Direction :: Where a line of the material contains the string "name", copy that line.

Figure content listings
==================================================
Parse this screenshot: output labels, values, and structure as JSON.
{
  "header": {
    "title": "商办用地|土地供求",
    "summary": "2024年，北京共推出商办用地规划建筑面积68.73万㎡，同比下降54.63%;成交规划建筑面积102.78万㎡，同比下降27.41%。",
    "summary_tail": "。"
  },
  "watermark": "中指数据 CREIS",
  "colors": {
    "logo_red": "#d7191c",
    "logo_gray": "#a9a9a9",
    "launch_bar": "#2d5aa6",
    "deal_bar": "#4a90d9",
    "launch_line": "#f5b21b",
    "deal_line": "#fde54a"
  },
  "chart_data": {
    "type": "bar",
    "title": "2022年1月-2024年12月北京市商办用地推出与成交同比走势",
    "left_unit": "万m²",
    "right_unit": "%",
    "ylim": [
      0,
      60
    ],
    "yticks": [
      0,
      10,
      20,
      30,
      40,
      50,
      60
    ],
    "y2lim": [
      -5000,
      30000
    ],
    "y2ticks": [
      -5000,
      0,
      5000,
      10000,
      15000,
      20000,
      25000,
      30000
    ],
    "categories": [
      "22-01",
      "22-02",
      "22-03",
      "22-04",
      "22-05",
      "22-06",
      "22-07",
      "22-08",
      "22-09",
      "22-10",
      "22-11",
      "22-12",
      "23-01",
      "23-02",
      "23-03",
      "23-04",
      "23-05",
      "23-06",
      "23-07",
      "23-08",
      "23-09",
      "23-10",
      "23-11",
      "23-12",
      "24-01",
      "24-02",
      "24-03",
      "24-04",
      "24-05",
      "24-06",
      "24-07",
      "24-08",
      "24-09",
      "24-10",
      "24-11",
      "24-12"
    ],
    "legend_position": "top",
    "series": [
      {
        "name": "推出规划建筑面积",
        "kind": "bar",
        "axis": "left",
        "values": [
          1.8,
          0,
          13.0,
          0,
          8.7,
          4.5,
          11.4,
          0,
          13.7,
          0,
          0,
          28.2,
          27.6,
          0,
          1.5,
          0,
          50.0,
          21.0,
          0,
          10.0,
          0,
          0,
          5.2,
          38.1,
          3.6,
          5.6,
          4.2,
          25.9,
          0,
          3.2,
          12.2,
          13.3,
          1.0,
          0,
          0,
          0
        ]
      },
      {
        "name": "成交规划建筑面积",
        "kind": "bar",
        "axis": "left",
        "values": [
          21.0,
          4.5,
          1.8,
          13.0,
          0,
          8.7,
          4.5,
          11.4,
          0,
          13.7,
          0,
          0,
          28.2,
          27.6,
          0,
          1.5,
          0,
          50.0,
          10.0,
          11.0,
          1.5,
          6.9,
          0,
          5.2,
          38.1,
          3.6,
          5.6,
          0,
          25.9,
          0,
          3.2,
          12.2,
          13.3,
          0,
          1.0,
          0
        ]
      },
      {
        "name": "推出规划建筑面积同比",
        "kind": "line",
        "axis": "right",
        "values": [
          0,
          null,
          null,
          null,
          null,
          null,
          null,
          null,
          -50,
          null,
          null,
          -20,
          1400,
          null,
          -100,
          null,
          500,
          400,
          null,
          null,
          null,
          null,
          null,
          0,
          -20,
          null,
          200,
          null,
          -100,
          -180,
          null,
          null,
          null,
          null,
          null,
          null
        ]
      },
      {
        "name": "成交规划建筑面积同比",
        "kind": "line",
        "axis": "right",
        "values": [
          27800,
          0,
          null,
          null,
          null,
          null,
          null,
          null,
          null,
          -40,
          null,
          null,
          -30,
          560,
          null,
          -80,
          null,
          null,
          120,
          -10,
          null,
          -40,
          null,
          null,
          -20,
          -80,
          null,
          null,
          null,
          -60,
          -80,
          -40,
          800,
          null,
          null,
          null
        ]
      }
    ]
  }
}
==================================================
Exercise solution ::
        "name": "推出规划建筑面积",
        "name": "成交规划建筑面积",
        "name": "推出规划建筑面积同比",
        "name": "成交规划建筑面积同比",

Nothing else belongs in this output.